start

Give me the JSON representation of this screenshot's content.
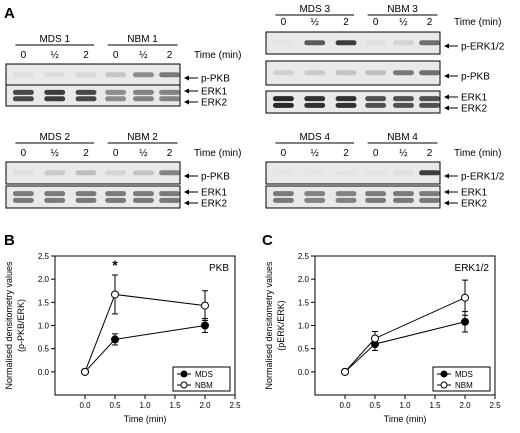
{
  "panel_letters": {
    "a": "A",
    "b": "B",
    "c": "C"
  },
  "blots": [
    {
      "groups": [
        {
          "name": "MDS 1"
        },
        {
          "name": "NBM 1"
        }
      ],
      "time_labels": [
        "0",
        "½",
        "2",
        "0",
        "½",
        "2"
      ],
      "time_unit_label": "Time (min)",
      "rows": [
        {
          "label_lines": [
            "p-PKB"
          ]
        },
        {
          "label_lines": [
            "ERK1",
            "ERK2"
          ]
        }
      ]
    },
    {
      "groups": [
        {
          "name": "MDS 3"
        },
        {
          "name": "NBM 3"
        }
      ],
      "time_labels": [
        "0",
        "½",
        "2",
        "0",
        "½",
        "2"
      ],
      "time_unit_label": "Time (min)",
      "rows": [
        {
          "label_lines": [
            "p-ERK1/2"
          ]
        },
        {
          "label_lines": [
            "p-PKB"
          ]
        },
        {
          "label_lines": [
            "ERK1",
            "ERK2"
          ]
        }
      ]
    },
    {
      "groups": [
        {
          "name": "MDS 2"
        },
        {
          "name": "NBM 2"
        }
      ],
      "time_labels": [
        "0",
        "½",
        "2",
        "0",
        "½",
        "2"
      ],
      "time_unit_label": "Time (min)",
      "rows": [
        {
          "label_lines": [
            "p-PKB"
          ]
        },
        {
          "label_lines": [
            "ERK1",
            "ERK2"
          ]
        }
      ]
    },
    {
      "groups": [
        {
          "name": "MDS 4"
        },
        {
          "name": "NBM 4"
        }
      ],
      "time_labels": [
        "0",
        "½",
        "2",
        "0",
        "½",
        "2"
      ],
      "time_unit_label": "Time (min)",
      "rows": [
        {
          "label_lines": [
            "p-ERK1/2"
          ]
        },
        {
          "label_lines": [
            "ERK1",
            "ERK2"
          ]
        }
      ]
    }
  ],
  "chart_data": [
    {
      "type": "line",
      "panel": "B",
      "title": "PKB",
      "xlabel": "Time (min)",
      "ylabel_lines": [
        "Normalised densitometry values",
        "(p-PKB/ERK)"
      ],
      "xlim": [
        -0.5,
        2.5
      ],
      "ylim": [
        -0.5,
        2.5
      ],
      "xticks": [
        "0.0",
        "0.5",
        "1.0",
        "1.5",
        "2.0",
        "2.5"
      ],
      "yticks": [
        "0.0",
        "0.5",
        "1.0",
        "1.5",
        "2.0",
        "2.5"
      ],
      "grid": false,
      "legend_position": "bottom-right",
      "annotations": [
        {
          "text": "*",
          "x": 0.5,
          "y": 2.2
        }
      ],
      "series": [
        {
          "name": "MDS",
          "marker": "filled-circle",
          "x": [
            0,
            0.5,
            2
          ],
          "y": [
            0,
            0.7,
            1.0
          ],
          "err": [
            0,
            0.12,
            0.15
          ]
        },
        {
          "name": "NBM",
          "marker": "open-circle",
          "x": [
            0,
            0.5,
            2
          ],
          "y": [
            0,
            1.67,
            1.43
          ],
          "err": [
            0,
            0.42,
            0.32
          ]
        }
      ]
    },
    {
      "type": "line",
      "panel": "C",
      "title": "ERK1/2",
      "xlabel": "Time (min)",
      "ylabel_lines": [
        "Normalised densitometry values",
        "(pERK/ERK)"
      ],
      "xlim": [
        -0.5,
        2.5
      ],
      "ylim": [
        -0.5,
        2.5
      ],
      "xticks": [
        "0.0",
        "0.5",
        "1.0",
        "1.5",
        "2.0",
        "2.5"
      ],
      "yticks": [
        "0.0",
        "0.5",
        "1.0",
        "1.5",
        "2.0",
        "2.5"
      ],
      "grid": false,
      "legend_position": "bottom-right",
      "annotations": [],
      "series": [
        {
          "name": "MDS",
          "marker": "filled-circle",
          "x": [
            0,
            0.5,
            2
          ],
          "y": [
            0,
            0.6,
            1.08
          ],
          "err": [
            0,
            0.14,
            0.22
          ]
        },
        {
          "name": "NBM",
          "marker": "open-circle",
          "x": [
            0,
            0.5,
            2
          ],
          "y": [
            0,
            0.72,
            1.6
          ],
          "err": [
            0,
            0.15,
            0.38
          ]
        }
      ]
    }
  ],
  "colors": {
    "ink": "#000000",
    "band": "#1e1e1e",
    "membrane": "#e9e9e9"
  }
}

end

§ THE TASK
Output, exactly, all the records above; include no pictures.

§ ANSWER TO THE TASK
Give me the JSON representation of this screenshot's content.
{
  "panel_letters": {
    "a": "A",
    "b": "B",
    "c": "C"
  },
  "blots": [
    {
      "groups": [
        {
          "name": "MDS 1"
        },
        {
          "name": "NBM 1"
        }
      ],
      "time_labels": [
        "0",
        "½",
        "2",
        "0",
        "½",
        "2"
      ],
      "time_unit_label": "Time (min)",
      "rows": [
        {
          "label_lines": [
            "p-PKB"
          ]
        },
        {
          "label_lines": [
            "ERK1",
            "ERK2"
          ]
        }
      ]
    },
    {
      "groups": [
        {
          "name": "MDS 3"
        },
        {
          "name": "NBM 3"
        }
      ],
      "time_labels": [
        "0",
        "½",
        "2",
        "0",
        "½",
        "2"
      ],
      "time_unit_label": "Time (min)",
      "rows": [
        {
          "label_lines": [
            "p-ERK1/2"
          ]
        },
        {
          "label_lines": [
            "p-PKB"
          ]
        },
        {
          "label_lines": [
            "ERK1",
            "ERK2"
          ]
        }
      ]
    },
    {
      "groups": [
        {
          "name": "MDS 2"
        },
        {
          "name": "NBM 2"
        }
      ],
      "time_labels": [
        "0",
        "½",
        "2",
        "0",
        "½",
        "2"
      ],
      "time_unit_label": "Time (min)",
      "rows": [
        {
          "label_lines": [
            "p-PKB"
          ]
        },
        {
          "label_lines": [
            "ERK1",
            "ERK2"
          ]
        }
      ]
    },
    {
      "groups": [
        {
          "name": "MDS 4"
        },
        {
          "name": "NBM 4"
        }
      ],
      "time_labels": [
        "0",
        "½",
        "2",
        "0",
        "½",
        "2"
      ],
      "time_unit_label": "Time (min)",
      "rows": [
        {
          "label_lines": [
            "p-ERK1/2"
          ]
        },
        {
          "label_lines": [
            "ERK1",
            "ERK2"
          ]
        }
      ]
    }
  ],
  "chart_data": [
    {
      "type": "line",
      "panel": "B",
      "title": "PKB",
      "xlabel": "Time (min)",
      "ylabel_lines": [
        "Normalised densitometry values",
        "(p-PKB/ERK)"
      ],
      "xlim": [
        -0.5,
        2.5
      ],
      "ylim": [
        -0.5,
        2.5
      ],
      "xticks": [
        "0.0",
        "0.5",
        "1.0",
        "1.5",
        "2.0",
        "2.5"
      ],
      "yticks": [
        "0.0",
        "0.5",
        "1.0",
        "1.5",
        "2.0",
        "2.5"
      ],
      "grid": false,
      "legend_position": "bottom-right",
      "annotations": [
        {
          "text": "*",
          "x": 0.5,
          "y": 2.2
        }
      ],
      "series": [
        {
          "name": "MDS",
          "marker": "filled-circle",
          "x": [
            0,
            0.5,
            2
          ],
          "y": [
            0,
            0.7,
            1.0
          ],
          "err": [
            0,
            0.12,
            0.15
          ]
        },
        {
          "name": "NBM",
          "marker": "open-circle",
          "x": [
            0,
            0.5,
            2
          ],
          "y": [
            0,
            1.67,
            1.43
          ],
          "err": [
            0,
            0.42,
            0.32
          ]
        }
      ]
    },
    {
      "type": "line",
      "panel": "C",
      "title": "ERK1/2",
      "xlabel": "Time (min)",
      "ylabel_lines": [
        "Normalised densitometry values",
        "(pERK/ERK)"
      ],
      "xlim": [
        -0.5,
        2.5
      ],
      "ylim": [
        -0.5,
        2.5
      ],
      "xticks": [
        "0.0",
        "0.5",
        "1.0",
        "1.5",
        "2.0",
        "2.5"
      ],
      "yticks": [
        "0.0",
        "0.5",
        "1.0",
        "1.5",
        "2.0",
        "2.5"
      ],
      "grid": false,
      "legend_position": "bottom-right",
      "annotations": [],
      "series": [
        {
          "name": "MDS",
          "marker": "filled-circle",
          "x": [
            0,
            0.5,
            2
          ],
          "y": [
            0,
            0.6,
            1.08
          ],
          "err": [
            0,
            0.14,
            0.22
          ]
        },
        {
          "name": "NBM",
          "marker": "open-circle",
          "x": [
            0,
            0.5,
            2
          ],
          "y": [
            0,
            0.72,
            1.6
          ],
          "err": [
            0,
            0.15,
            0.38
          ]
        }
      ]
    }
  ],
  "colors": {
    "ink": "#000000",
    "band": "#1e1e1e",
    "membrane": "#e9e9e9"
  }
}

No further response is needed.